## [TASK REQUIREMENTS]
Write out each line beneath this one exactly as it reads.

## [AVAILABLE RECORDS]
■ ■ ■

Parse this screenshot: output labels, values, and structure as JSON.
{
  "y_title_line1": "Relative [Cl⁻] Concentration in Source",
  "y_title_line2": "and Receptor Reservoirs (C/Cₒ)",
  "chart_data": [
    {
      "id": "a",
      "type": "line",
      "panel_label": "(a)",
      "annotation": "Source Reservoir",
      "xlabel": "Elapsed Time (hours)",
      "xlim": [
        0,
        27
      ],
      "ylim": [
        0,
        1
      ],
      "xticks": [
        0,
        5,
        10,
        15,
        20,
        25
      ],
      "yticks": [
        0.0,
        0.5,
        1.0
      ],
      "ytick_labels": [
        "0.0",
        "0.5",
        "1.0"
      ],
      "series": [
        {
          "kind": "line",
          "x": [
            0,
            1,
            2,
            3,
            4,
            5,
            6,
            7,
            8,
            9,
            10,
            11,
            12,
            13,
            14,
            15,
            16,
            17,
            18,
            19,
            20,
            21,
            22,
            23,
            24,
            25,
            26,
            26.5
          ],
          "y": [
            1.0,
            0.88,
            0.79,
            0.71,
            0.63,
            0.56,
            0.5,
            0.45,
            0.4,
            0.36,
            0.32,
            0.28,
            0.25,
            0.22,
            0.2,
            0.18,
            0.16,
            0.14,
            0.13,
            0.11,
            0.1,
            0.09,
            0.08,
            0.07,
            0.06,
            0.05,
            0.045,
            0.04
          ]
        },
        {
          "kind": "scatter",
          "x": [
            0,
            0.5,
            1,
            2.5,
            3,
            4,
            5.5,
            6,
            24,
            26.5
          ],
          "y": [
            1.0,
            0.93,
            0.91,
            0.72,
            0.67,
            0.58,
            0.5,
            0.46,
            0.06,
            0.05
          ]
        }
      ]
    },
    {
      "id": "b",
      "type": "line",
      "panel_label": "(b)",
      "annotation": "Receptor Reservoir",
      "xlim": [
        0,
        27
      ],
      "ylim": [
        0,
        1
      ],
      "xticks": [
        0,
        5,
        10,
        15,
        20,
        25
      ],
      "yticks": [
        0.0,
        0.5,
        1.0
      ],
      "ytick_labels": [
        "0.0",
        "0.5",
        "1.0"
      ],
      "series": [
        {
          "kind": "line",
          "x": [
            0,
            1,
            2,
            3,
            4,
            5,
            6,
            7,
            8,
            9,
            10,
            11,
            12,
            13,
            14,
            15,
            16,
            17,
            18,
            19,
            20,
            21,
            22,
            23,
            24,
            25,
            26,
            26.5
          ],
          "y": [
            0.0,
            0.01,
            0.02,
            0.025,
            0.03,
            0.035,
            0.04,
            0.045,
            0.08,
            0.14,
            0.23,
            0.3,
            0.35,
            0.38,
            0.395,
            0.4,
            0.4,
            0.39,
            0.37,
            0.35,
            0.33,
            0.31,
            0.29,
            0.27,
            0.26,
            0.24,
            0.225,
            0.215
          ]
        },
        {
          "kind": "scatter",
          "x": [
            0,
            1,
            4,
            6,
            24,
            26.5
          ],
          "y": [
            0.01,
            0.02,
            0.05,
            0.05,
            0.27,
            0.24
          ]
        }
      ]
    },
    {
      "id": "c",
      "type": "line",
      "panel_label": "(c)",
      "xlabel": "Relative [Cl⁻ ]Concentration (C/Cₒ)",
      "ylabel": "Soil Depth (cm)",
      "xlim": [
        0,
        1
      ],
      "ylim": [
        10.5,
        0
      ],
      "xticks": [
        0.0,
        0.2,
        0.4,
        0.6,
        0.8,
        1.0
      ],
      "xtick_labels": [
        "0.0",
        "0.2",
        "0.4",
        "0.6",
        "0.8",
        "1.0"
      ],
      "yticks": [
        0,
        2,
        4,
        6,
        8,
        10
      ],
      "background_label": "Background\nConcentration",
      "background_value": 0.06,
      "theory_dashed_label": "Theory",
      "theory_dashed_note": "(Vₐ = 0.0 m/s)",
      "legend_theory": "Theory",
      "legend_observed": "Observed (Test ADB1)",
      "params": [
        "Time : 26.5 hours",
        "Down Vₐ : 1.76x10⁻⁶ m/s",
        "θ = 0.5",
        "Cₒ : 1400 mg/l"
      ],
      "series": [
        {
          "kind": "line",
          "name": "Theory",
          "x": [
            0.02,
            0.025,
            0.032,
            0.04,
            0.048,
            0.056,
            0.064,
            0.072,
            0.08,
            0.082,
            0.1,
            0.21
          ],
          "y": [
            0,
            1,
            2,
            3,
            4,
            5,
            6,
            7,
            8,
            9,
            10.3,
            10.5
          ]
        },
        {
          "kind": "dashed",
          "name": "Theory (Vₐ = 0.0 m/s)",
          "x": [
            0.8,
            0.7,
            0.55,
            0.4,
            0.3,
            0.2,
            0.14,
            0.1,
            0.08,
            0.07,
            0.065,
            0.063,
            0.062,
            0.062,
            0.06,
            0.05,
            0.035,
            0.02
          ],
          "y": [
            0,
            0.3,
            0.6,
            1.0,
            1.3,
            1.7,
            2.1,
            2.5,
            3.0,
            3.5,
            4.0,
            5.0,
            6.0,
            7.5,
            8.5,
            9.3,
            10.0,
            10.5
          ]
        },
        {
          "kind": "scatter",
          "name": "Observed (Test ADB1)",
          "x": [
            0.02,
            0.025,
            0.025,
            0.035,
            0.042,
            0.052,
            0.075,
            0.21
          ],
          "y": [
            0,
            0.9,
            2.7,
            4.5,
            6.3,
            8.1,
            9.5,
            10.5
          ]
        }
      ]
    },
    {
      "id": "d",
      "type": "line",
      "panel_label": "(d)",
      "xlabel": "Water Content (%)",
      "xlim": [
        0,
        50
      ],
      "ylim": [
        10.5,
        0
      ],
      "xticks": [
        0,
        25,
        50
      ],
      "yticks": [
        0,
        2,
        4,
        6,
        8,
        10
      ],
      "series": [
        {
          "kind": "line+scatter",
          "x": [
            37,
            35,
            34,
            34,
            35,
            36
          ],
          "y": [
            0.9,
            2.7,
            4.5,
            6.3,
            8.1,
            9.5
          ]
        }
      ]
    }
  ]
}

■ ■ ■

## [OUTPUT FOR THIS TASK]
Parse this screenshot: output labels, values, and structure as JSON.
{
  "y_title_line1": "Relative [Cl⁻] Concentration in Source",
  "y_title_line2": "and Receptor Reservoirs (C/Cₒ)",
  "chart_data": [
    {
      "id": "a",
      "type": "line",
      "panel_label": "(a)",
      "annotation": "Source Reservoir",
      "xlabel": "Elapsed Time (hours)",
      "xlim": [
        0,
        27
      ],
      "ylim": [
        0,
        1
      ],
      "xticks": [
        0,
        5,
        10,
        15,
        20,
        25
      ],
      "yticks": [
        0.0,
        0.5,
        1.0
      ],
      "ytick_labels": [
        "0.0",
        "0.5",
        "1.0"
      ],
      "series": [
        {
          "kind": "line",
          "x": [
            0,
            1,
            2,
            3,
            4,
            5,
            6,
            7,
            8,
            9,
            10,
            11,
            12,
            13,
            14,
            15,
            16,
            17,
            18,
            19,
            20,
            21,
            22,
            23,
            24,
            25,
            26,
            26.5
          ],
          "y": [
            1.0,
            0.88,
            0.79,
            0.71,
            0.63,
            0.56,
            0.5,
            0.45,
            0.4,
            0.36,
            0.32,
            0.28,
            0.25,
            0.22,
            0.2,
            0.18,
            0.16,
            0.14,
            0.13,
            0.11,
            0.1,
            0.09,
            0.08,
            0.07,
            0.06,
            0.05,
            0.045,
            0.04
          ]
        },
        {
          "kind": "scatter",
          "x": [
            0,
            0.5,
            1,
            2.5,
            3,
            4,
            5.5,
            6,
            24,
            26.5
          ],
          "y": [
            1.0,
            0.93,
            0.91,
            0.72,
            0.67,
            0.58,
            0.5,
            0.46,
            0.06,
            0.05
          ]
        }
      ]
    },
    {
      "id": "b",
      "type": "line",
      "panel_label": "(b)",
      "annotation": "Receptor Reservoir",
      "xlim": [
        0,
        27
      ],
      "ylim": [
        0,
        1
      ],
      "xticks": [
        0,
        5,
        10,
        15,
        20,
        25
      ],
      "yticks": [
        0.0,
        0.5,
        1.0
      ],
      "ytick_labels": [
        "0.0",
        "0.5",
        "1.0"
      ],
      "series": [
        {
          "kind": "line",
          "x": [
            0,
            1,
            2,
            3,
            4,
            5,
            6,
            7,
            8,
            9,
            10,
            11,
            12,
            13,
            14,
            15,
            16,
            17,
            18,
            19,
            20,
            21,
            22,
            23,
            24,
            25,
            26,
            26.5
          ],
          "y": [
            0.0,
            0.01,
            0.02,
            0.025,
            0.03,
            0.035,
            0.04,
            0.045,
            0.08,
            0.14,
            0.23,
            0.3,
            0.35,
            0.38,
            0.395,
            0.4,
            0.4,
            0.39,
            0.37,
            0.35,
            0.33,
            0.31,
            0.29,
            0.27,
            0.26,
            0.24,
            0.225,
            0.215
          ]
        },
        {
          "kind": "scatter",
          "x": [
            0,
            1,
            4,
            6,
            24,
            26.5
          ],
          "y": [
            0.01,
            0.02,
            0.05,
            0.05,
            0.27,
            0.24
          ]
        }
      ]
    },
    {
      "id": "c",
      "type": "line",
      "panel_label": "(c)",
      "xlabel": "Relative [Cl⁻ ]Concentration (C/Cₒ)",
      "ylabel": "Soil Depth (cm)",
      "xlim": [
        0,
        1
      ],
      "ylim": [
        10.5,
        0
      ],
      "xticks": [
        0.0,
        0.2,
        0.4,
        0.6,
        0.8,
        1.0
      ],
      "xtick_labels": [
        "0.0",
        "0.2",
        "0.4",
        "0.6",
        "0.8",
        "1.0"
      ],
      "yticks": [
        0,
        2,
        4,
        6,
        8,
        10
      ],
      "background_label": "Background\nConcentration",
      "background_value": 0.06,
      "theory_dashed_label": "Theory",
      "theory_dashed_note": "(Vₐ = 0.0 m/s)",
      "legend_theory": "Theory",
      "legend_observed": "Observed (Test ADB1)",
      "params": [
        "Time : 26.5 hours",
        "Down Vₐ : 1.76x10⁻⁶ m/s",
        "θ = 0.5",
        "Cₒ : 1400 mg/l"
      ],
      "series": [
        {
          "kind": "line",
          "name": "Theory",
          "x": [
            0.02,
            0.025,
            0.032,
            0.04,
            0.048,
            0.056,
            0.064,
            0.072,
            0.08,
            0.082,
            0.1,
            0.21
          ],
          "y": [
            0,
            1,
            2,
            3,
            4,
            5,
            6,
            7,
            8,
            9,
            10.3,
            10.5
          ]
        },
        {
          "kind": "dashed",
          "name": "Theory (Vₐ = 0.0 m/s)",
          "x": [
            0.8,
            0.7,
            0.55,
            0.4,
            0.3,
            0.2,
            0.14,
            0.1,
            0.08,
            0.07,
            0.065,
            0.063,
            0.062,
            0.062,
            0.06,
            0.05,
            0.035,
            0.02
          ],
          "y": [
            0,
            0.3,
            0.6,
            1.0,
            1.3,
            1.7,
            2.1,
            2.5,
            3.0,
            3.5,
            4.0,
            5.0,
            6.0,
            7.5,
            8.5,
            9.3,
            10.0,
            10.5
          ]
        },
        {
          "kind": "scatter",
          "name": "Observed (Test ADB1)",
          "x": [
            0.02,
            0.025,
            0.025,
            0.035,
            0.042,
            0.052,
            0.075,
            0.21
          ],
          "y": [
            0,
            0.9,
            2.7,
            4.5,
            6.3,
            8.1,
            9.5,
            10.5
          ]
        }
      ]
    },
    {
      "id": "d",
      "type": "line",
      "panel_label": "(d)",
      "xlabel": "Water Content (%)",
      "xlim": [
        0,
        50
      ],
      "ylim": [
        10.5,
        0
      ],
      "xticks": [
        0,
        25,
        50
      ],
      "yticks": [
        0,
        2,
        4,
        6,
        8,
        10
      ],
      "series": [
        {
          "kind": "line+scatter",
          "x": [
            37,
            35,
            34,
            34,
            35,
            36
          ],
          "y": [
            0.9,
            2.7,
            4.5,
            6.3,
            8.1,
            9.5
          ]
        }
      ]
    }
  ]
}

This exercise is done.